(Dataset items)
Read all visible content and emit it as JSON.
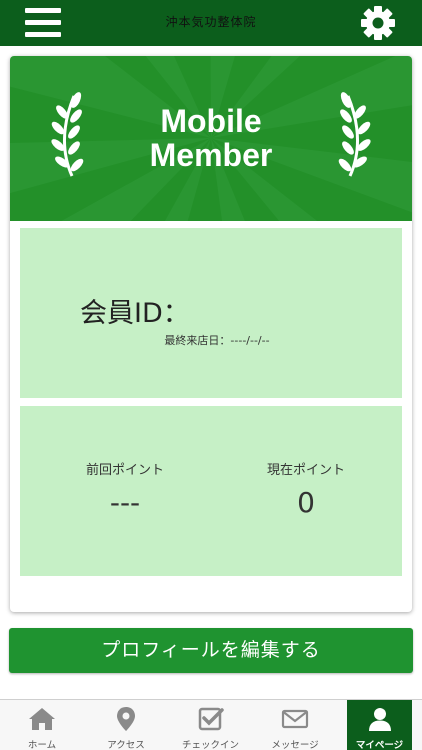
{
  "header": {
    "title": "沖本気功整体院"
  },
  "card": {
    "header_title_line1": "Mobile",
    "header_title_line2": "Member",
    "member_id_label": "会員ID：",
    "last_visit_label": "最終来店日：----/--/--",
    "previous_points_label": "前回ポイント",
    "previous_points_value": "---",
    "current_points_label": "現在ポイント",
    "current_points_value": "0"
  },
  "edit_profile_button": "プロフィールを編集する",
  "tabbar": {
    "items": [
      {
        "label": "ホーム",
        "icon": "home-icon"
      },
      {
        "label": "アクセス",
        "icon": "map-pin-icon"
      },
      {
        "label": "チェックイン",
        "icon": "checkin-icon"
      },
      {
        "label": "メッセージ",
        "icon": "mail-icon"
      },
      {
        "label": "マイページ",
        "icon": "user-icon"
      }
    ],
    "active_index": 4
  },
  "colors": {
    "topbar": "#0c5e1c",
    "card_header": "#2a9632",
    "panel": "#c6f0c6",
    "button": "#1f9330",
    "active_tab": "#0c5e1c"
  }
}
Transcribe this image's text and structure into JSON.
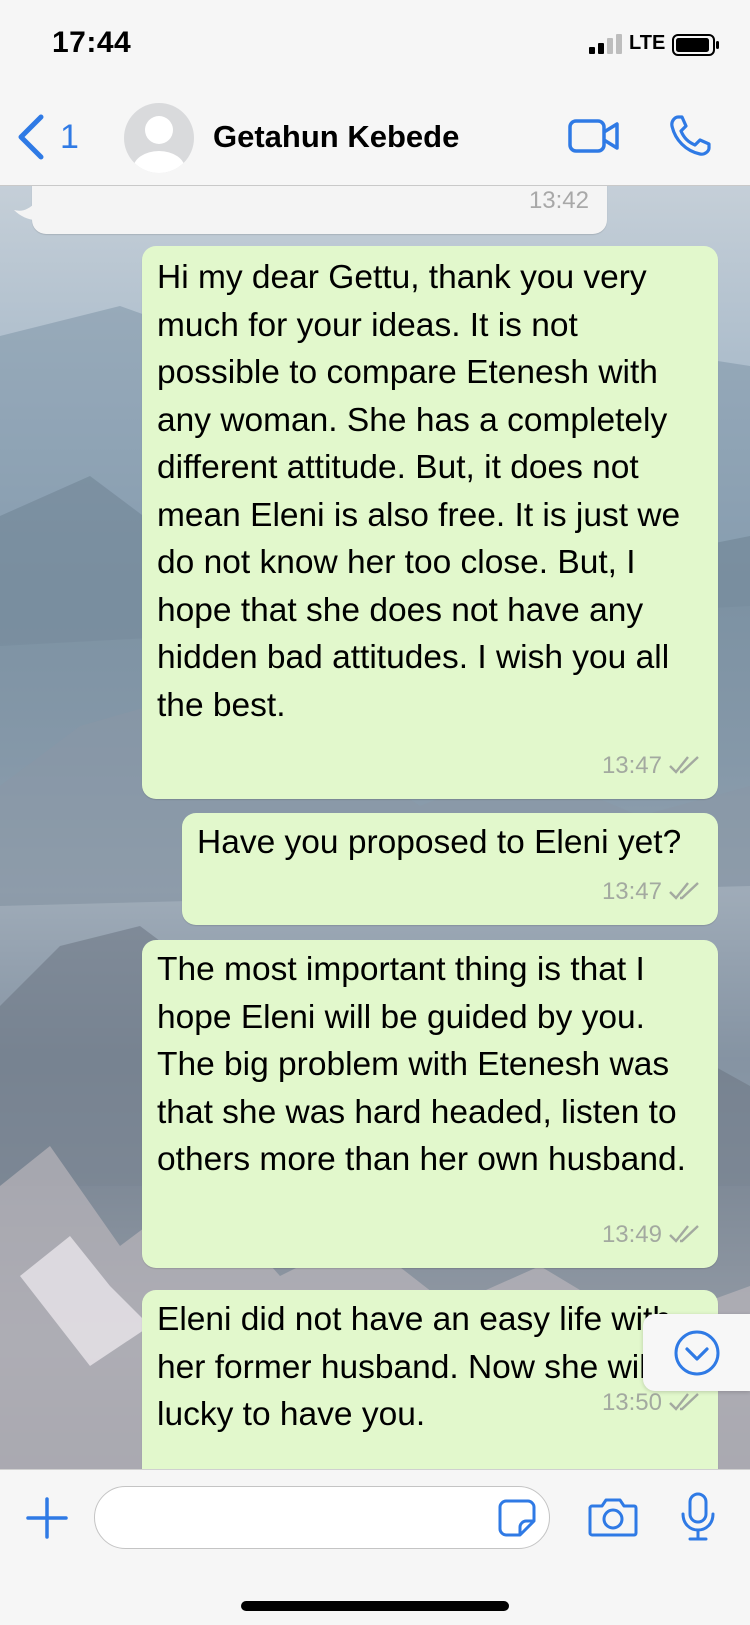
{
  "status_bar": {
    "time": "17:44",
    "network": "LTE",
    "icons": [
      "signal-icon",
      "battery-icon"
    ]
  },
  "header": {
    "back_icon": "chevron-left-icon",
    "back_count": "1",
    "contact_name": "Getahun Kebede",
    "avatar_icon": "person-silhouette-icon",
    "actions": [
      "video-camera-icon",
      "phone-icon"
    ]
  },
  "colors": {
    "accent": "#2f7ae5",
    "outgoing_bubble": "#e2f8cc",
    "incoming_bubble": "#f4f4f4",
    "timestamp": "#a3a9a0"
  },
  "messages": [
    {
      "direction": "incoming",
      "text": "",
      "time": "13:42"
    },
    {
      "direction": "outgoing",
      "text": "Hi my dear Gettu, thank you very much for your ideas. It is not possible to compare Etenesh with any woman. She has a completely different attitude. But, it does not mean Eleni is also free. It is just we do not know her too close. But, I hope that she does not have any hidden bad attitudes. I wish you all the best.",
      "time": "13:47",
      "status": "read"
    },
    {
      "direction": "outgoing",
      "text": "Have you proposed to Eleni yet?",
      "time": "13:47",
      "status": "read"
    },
    {
      "direction": "outgoing",
      "text": "The most important thing is that I hope Eleni will be guided by you. The big problem with Etenesh was that she was hard headed, listen to others more than her own husband.",
      "time": "13:49",
      "status": "read"
    },
    {
      "direction": "outgoing",
      "text": "Eleni did not have an easy life with her former husband. Now she will be lucky to have you.",
      "time": "13:50",
      "status": "read"
    }
  ],
  "scroll_button_icon": "chevron-down-circle-icon",
  "composer": {
    "placeholder": "",
    "icons": [
      "plus-icon",
      "sticker-icon",
      "camera-icon",
      "microphone-icon"
    ]
  }
}
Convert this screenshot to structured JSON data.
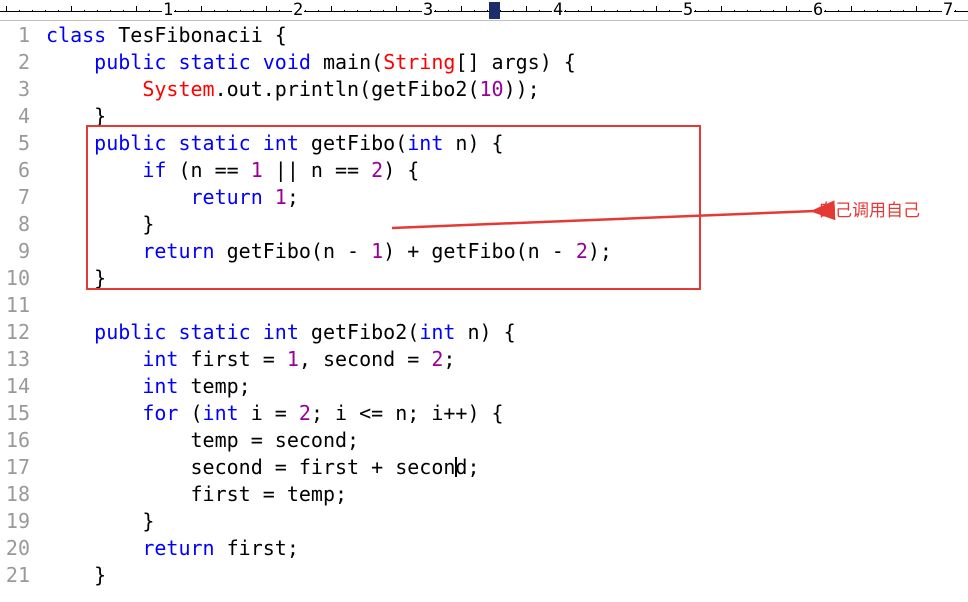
{
  "ruler": {
    "marks": [
      "1",
      "2",
      "3",
      "4",
      "5",
      "6",
      "7"
    ]
  },
  "editor": {
    "lines": [
      {
        "n": "1",
        "code": "class TesFibonacii {"
      },
      {
        "n": "2",
        "code": "    public static void main(String[] args) {"
      },
      {
        "n": "3",
        "code": "        System.out.println(getFibo2(10));"
      },
      {
        "n": "4",
        "code": "    }"
      },
      {
        "n": "5",
        "code": "    public static int getFibo(int n) {"
      },
      {
        "n": "6",
        "code": "        if (n == 1 || n == 2) {"
      },
      {
        "n": "7",
        "code": "            return 1;"
      },
      {
        "n": "8",
        "code": "        }"
      },
      {
        "n": "9",
        "code": "        return getFibo(n - 1) + getFibo(n - 2);"
      },
      {
        "n": "10",
        "code": "    }"
      },
      {
        "n": "11",
        "code": ""
      },
      {
        "n": "12",
        "code": "    public static int getFibo2(int n) {"
      },
      {
        "n": "13",
        "code": "        int first = 1, second = 2;"
      },
      {
        "n": "14",
        "code": "        int temp;"
      },
      {
        "n": "15",
        "code": "        for (int i = 2; i <= n; i++) {"
      },
      {
        "n": "16",
        "code": "            temp = second;"
      },
      {
        "n": "17",
        "code": "            second = first + second;"
      },
      {
        "n": "18",
        "code": "            first = temp;"
      },
      {
        "n": "19",
        "code": "        }"
      },
      {
        "n": "20",
        "code": "        return first;"
      },
      {
        "n": "21",
        "code": "    }"
      }
    ]
  },
  "annotation": {
    "text": "自己调用自己",
    "color": "#e53935"
  },
  "colors": {
    "keyword": "#0000ff",
    "class": "#ff0000",
    "number": "#990099",
    "line_number": "#999999"
  }
}
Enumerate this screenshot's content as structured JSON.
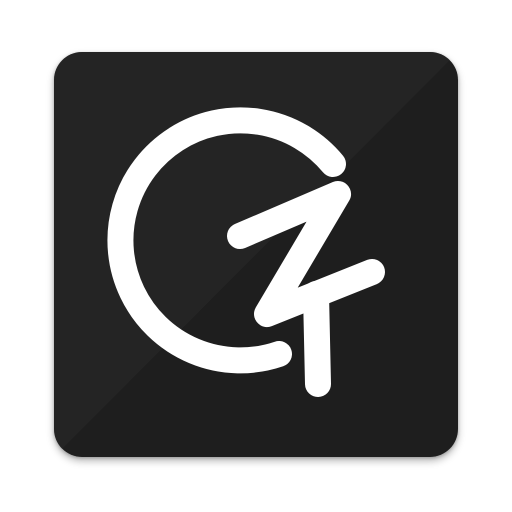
{
  "icon": {
    "name": "gz-logo-icon",
    "background_color": "#1e1e1e",
    "highlight_color": "#2a2a2a",
    "glyph_color": "#ffffff"
  }
}
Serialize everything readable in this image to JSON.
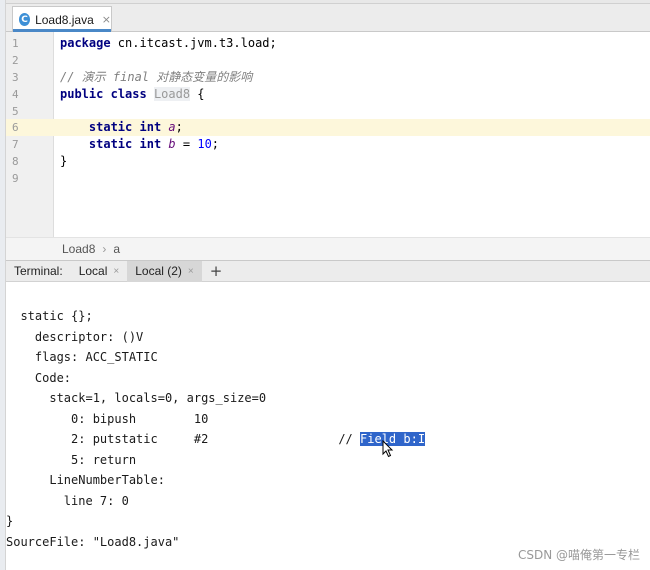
{
  "editor_tab": {
    "filename": "Load8.java",
    "icon": "java-class-icon",
    "close": "×"
  },
  "code_lines": [
    {
      "num": "1"
    },
    {
      "num": "2"
    },
    {
      "num": "3"
    },
    {
      "num": "4"
    },
    {
      "num": "5"
    },
    {
      "num": "6"
    },
    {
      "num": "7"
    },
    {
      "num": "8"
    },
    {
      "num": "9"
    }
  ],
  "code": {
    "l1_kw": "package",
    "l1_rest": " cn.itcast.jvm.t3.load;",
    "l3_comment": "// 演示 final 对静态变量的影响",
    "l4_kw1": "public",
    "l4_kw2": "class",
    "l4_cls": "Load8",
    "l4_brace": " {",
    "l6_kw1": "static",
    "l6_kw2": "int",
    "l6_field": "a",
    "l6_end": ";",
    "l7_kw1": "static",
    "l7_kw2": "int",
    "l7_field": "b",
    "l7_eq": " = ",
    "l7_num": "10",
    "l7_end": ";",
    "l8_brace": "}"
  },
  "breadcrumb": {
    "class": "Load8",
    "sep": "›",
    "member": "a"
  },
  "terminal_bar": {
    "label": "Terminal:",
    "tabs": [
      {
        "label": "Local"
      },
      {
        "label": "Local (2)"
      }
    ],
    "close": "×",
    "plus": "+"
  },
  "terminal_lines": [
    "  static {};",
    "    descriptor: ()V",
    "    flags: ACC_STATIC",
    "    Code:",
    "      stack=1, locals=0, args_size=0",
    "         0: bipush        10",
    "         2: putstatic     #2                  // ",
    "         5: return",
    "      LineNumberTable:",
    "        line 7: 0",
    "}",
    "SourceFile: \"Load8.java\""
  ],
  "terminal_selection": "Field b:I",
  "watermark": "CSDN @喵俺第一专栏",
  "colors": {
    "selection": "#2f65ca",
    "keyword": "#000080",
    "field": "#660e7a",
    "number": "#0000ff"
  }
}
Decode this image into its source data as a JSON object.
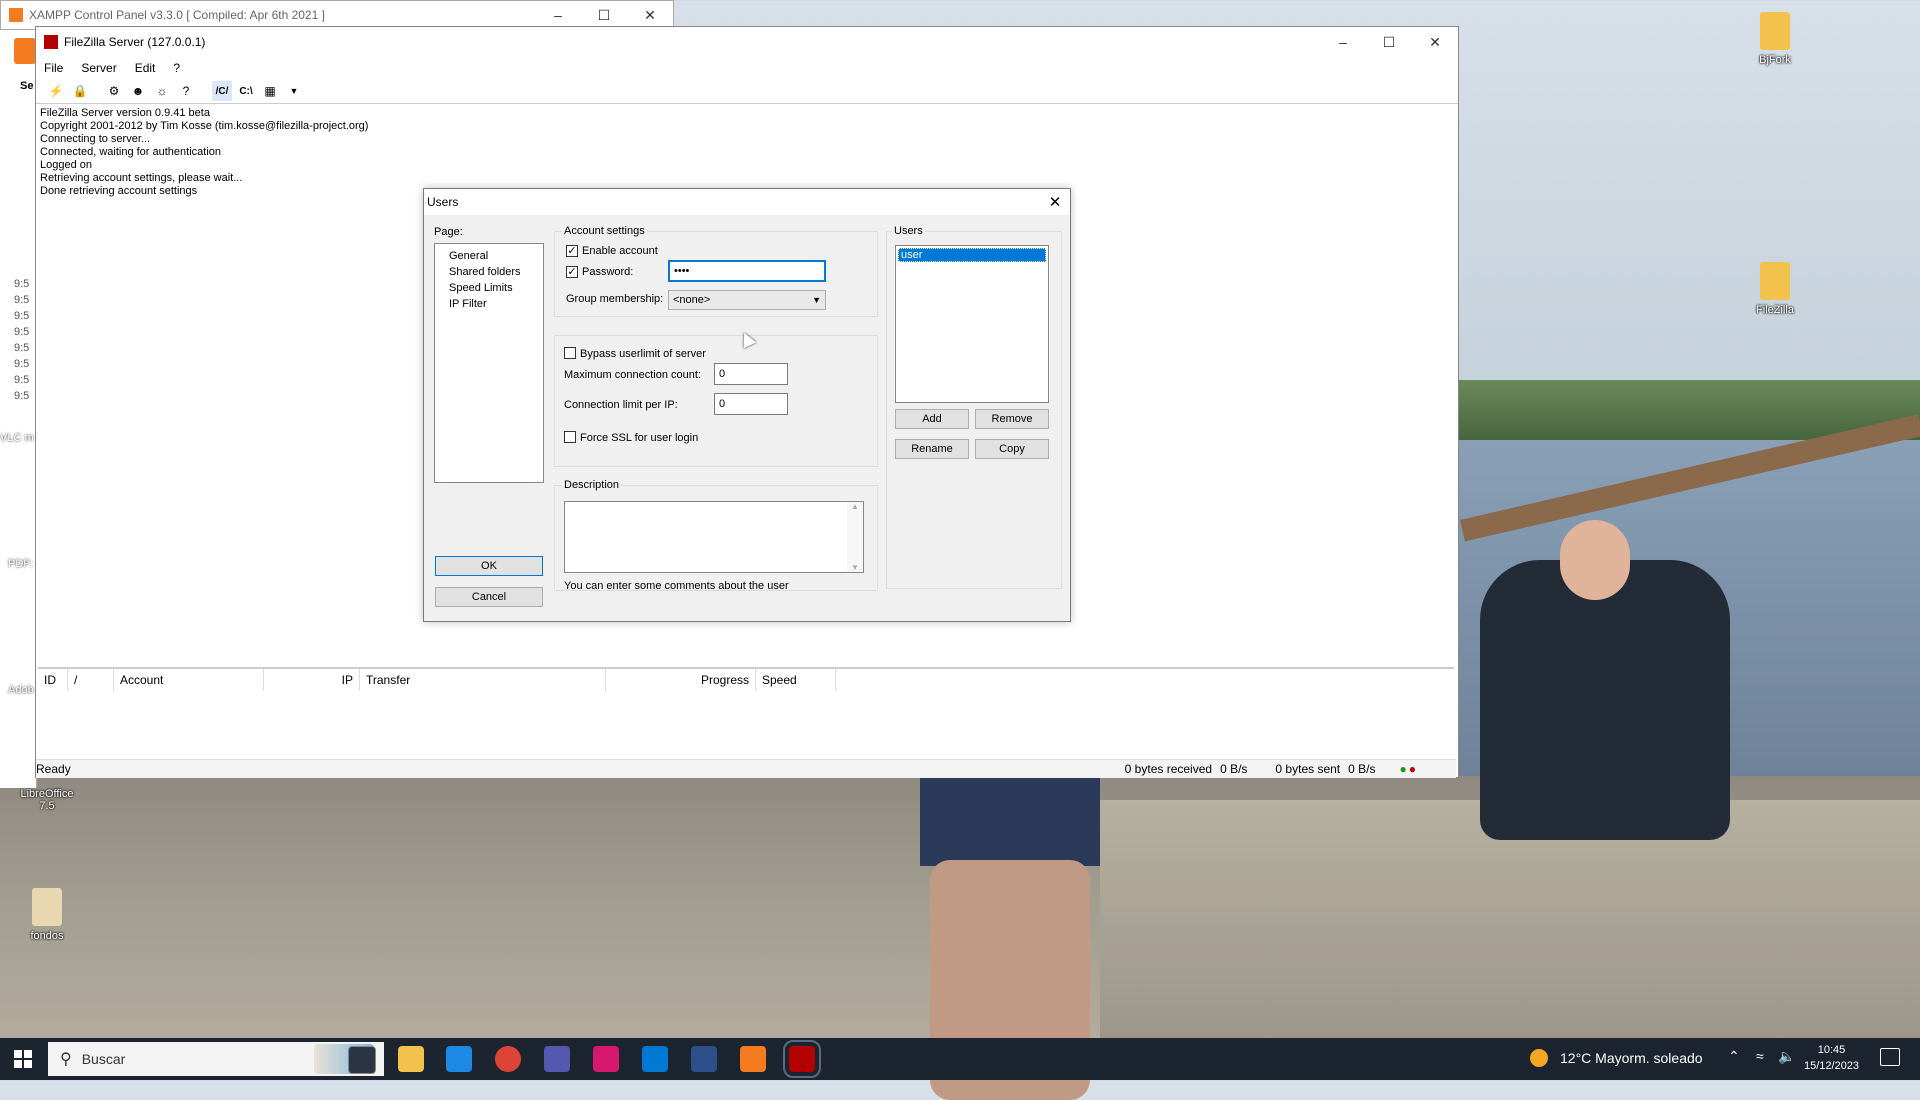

**THE TASK:** Show all lines from the data above in which the word "temp" appears.

**SOLUTION TO THIS EXERCISE:**
        "code": "        int temp;"
        "code": "            temp = second;"
        "code": "            first = temp;"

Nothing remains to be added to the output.